▶ **Exercise directions**: Locate the lines that hold the string "this". Copy every such line.

▶ **Material for the task**:
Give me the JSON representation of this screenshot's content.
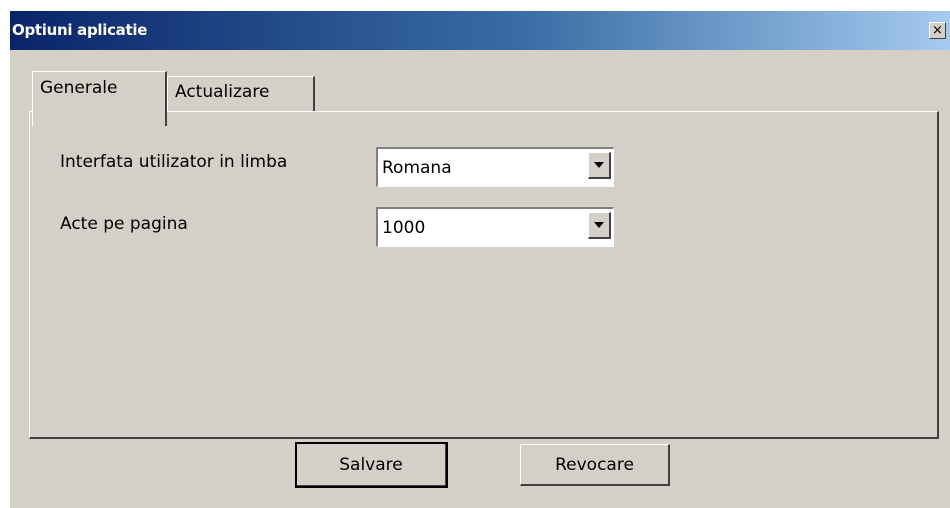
{
  "window": {
    "title": "Optiuni aplicatie",
    "close_symbol": "×"
  },
  "tabs": [
    {
      "label": "Generale",
      "selected": true
    },
    {
      "label": "Actualizare",
      "selected": false
    }
  ],
  "fields": {
    "language": {
      "label": "Interfata utilizator in limba",
      "value": "Romana"
    },
    "acts_per_page": {
      "label": "Acte pe pagina",
      "value": "1000"
    }
  },
  "buttons": {
    "save": "Salvare",
    "cancel": "Revocare"
  },
  "icons": {
    "close": "close-icon",
    "dropdown": "chevron-down-icon"
  },
  "colors": {
    "titlebar_start": "#0a246a",
    "titlebar_end": "#a6caf0",
    "face": "#d4d0c8"
  }
}
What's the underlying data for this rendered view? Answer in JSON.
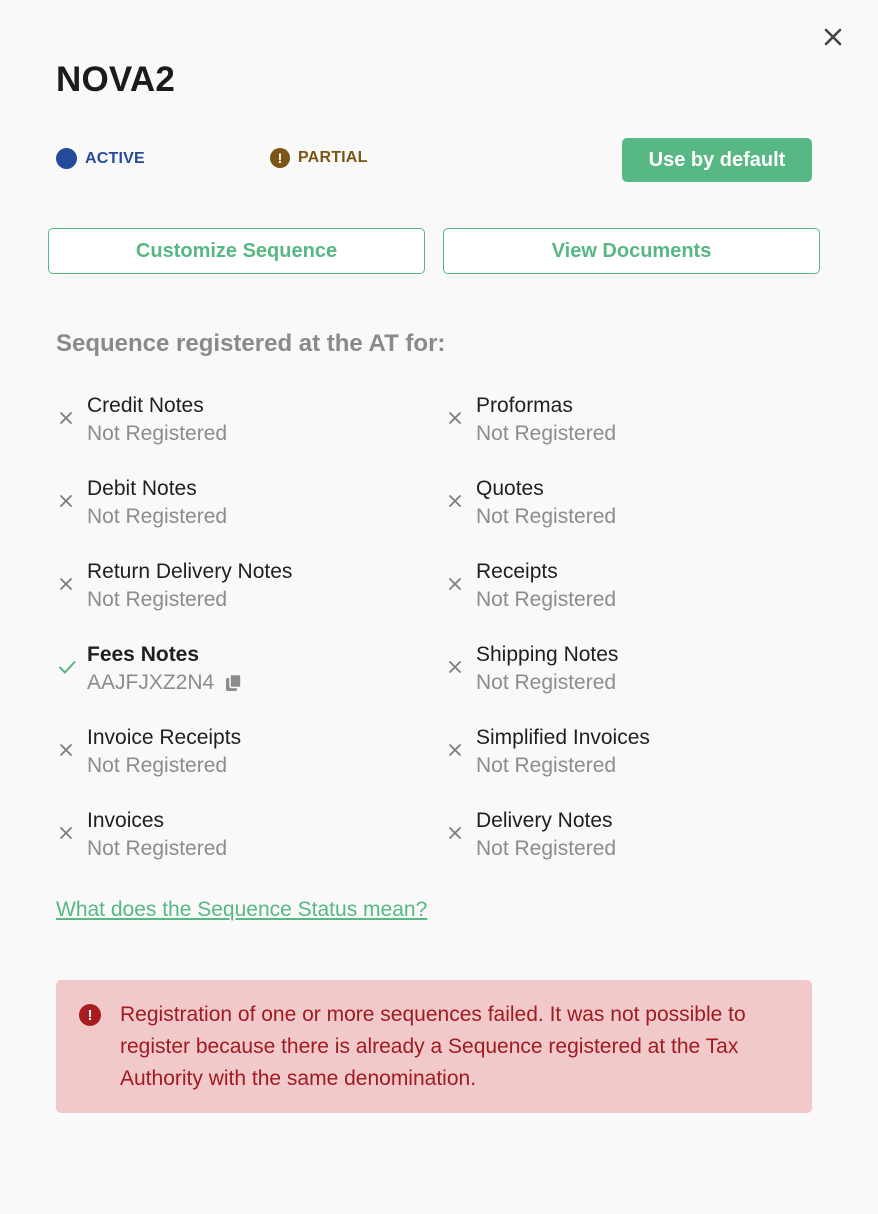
{
  "title": "NOVA2",
  "statuses": {
    "active": "ACTIVE",
    "partial": "PARTIAL"
  },
  "buttons": {
    "use_default": "Use by default",
    "customize": "Customize Sequence",
    "view_documents": "View Documents"
  },
  "section_title": "Sequence registered at the AT for:",
  "documents": [
    {
      "name": "Credit Notes",
      "status": "Not Registered",
      "registered": false
    },
    {
      "name": "Proformas",
      "status": "Not Registered",
      "registered": false
    },
    {
      "name": "Debit Notes",
      "status": "Not Registered",
      "registered": false
    },
    {
      "name": "Quotes",
      "status": "Not Registered",
      "registered": false
    },
    {
      "name": "Return Delivery Notes",
      "status": "Not Registered",
      "registered": false
    },
    {
      "name": "Receipts",
      "status": "Not Registered",
      "registered": false
    },
    {
      "name": "Fees Notes",
      "status": "AAJFJXZ2N4",
      "registered": true
    },
    {
      "name": "Shipping Notes",
      "status": "Not Registered",
      "registered": false
    },
    {
      "name": "Invoice Receipts",
      "status": "Not Registered",
      "registered": false
    },
    {
      "name": "Simplified Invoices",
      "status": "Not Registered",
      "registered": false
    },
    {
      "name": "Invoices",
      "status": "Not Registered",
      "registered": false
    },
    {
      "name": "Delivery Notes",
      "status": "Not Registered",
      "registered": false
    }
  ],
  "help_link": "What does the Sequence Status mean?",
  "alert": {
    "message": "Registration of one or more sequences failed. It was not possible to register because there is already a Sequence registered at the Tax Authority with the same denomination."
  },
  "icons": {
    "close": "close-icon",
    "active": "status-dot-icon",
    "partial": "exclamation-icon",
    "not_registered": "x-icon",
    "registered": "check-icon",
    "copy": "copy-icon",
    "alert": "error-icon"
  },
  "colors": {
    "accent": "#57b883",
    "active": "#264a9a",
    "partial": "#7a5516",
    "alert_bg": "#f2c9cb",
    "alert_text": "#a01b1f"
  }
}
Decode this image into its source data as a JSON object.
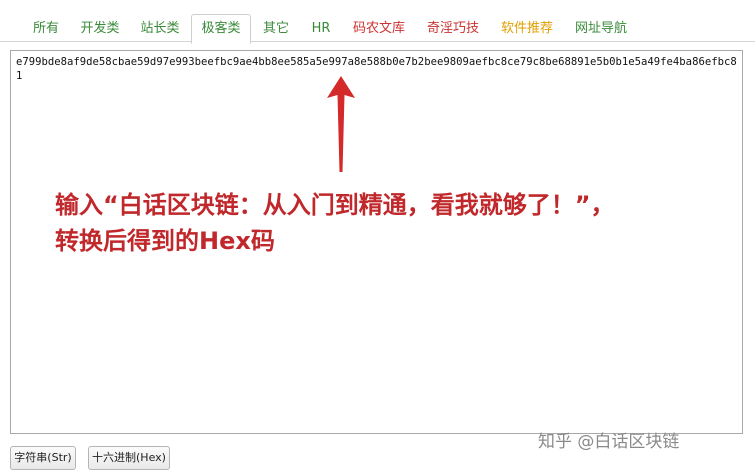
{
  "tabs": [
    {
      "label": "所有",
      "color": "#3a8a3a"
    },
    {
      "label": "开发类",
      "color": "#3a8a3a"
    },
    {
      "label": "站长类",
      "color": "#3a8a3a"
    },
    {
      "label": "极客类",
      "color": "#3a8a3a",
      "active": true
    },
    {
      "label": "其它",
      "color": "#3a8a3a"
    },
    {
      "label": "HR",
      "color": "#3a8a3a"
    },
    {
      "label": "码农文库",
      "color": "#cc3333"
    },
    {
      "label": "奇淫巧技",
      "color": "#cc3333"
    },
    {
      "label": "软件推荐",
      "color": "#e0a000"
    },
    {
      "label": "网址导航",
      "color": "#3a8a3a"
    }
  ],
  "textarea": {
    "value": "e799bde8af9de58cbae59d97e993beefbc9ae4bb8ee585a5e997a8e588b0e7b2bee9809aefbc8ce79c8be68891e5b0b1e5a49fe4ba86efbc81"
  },
  "annotation": {
    "line1": "输入“白话区块链：从入门到精通，看我就够了！”，",
    "line2": "转换后得到的Hex码",
    "color": "#c0282b"
  },
  "buttons": {
    "to_string": "字符串(Str)",
    "to_hex": "十六进制(Hex)"
  },
  "watermark": "知乎 @白话区块链"
}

▶ **Problem solution**:
Give me the JSON representation of this screenshot's content.
What's the underlying data for this rendered view? Answer in JSON.
Decode this image into its source data as a JSON object.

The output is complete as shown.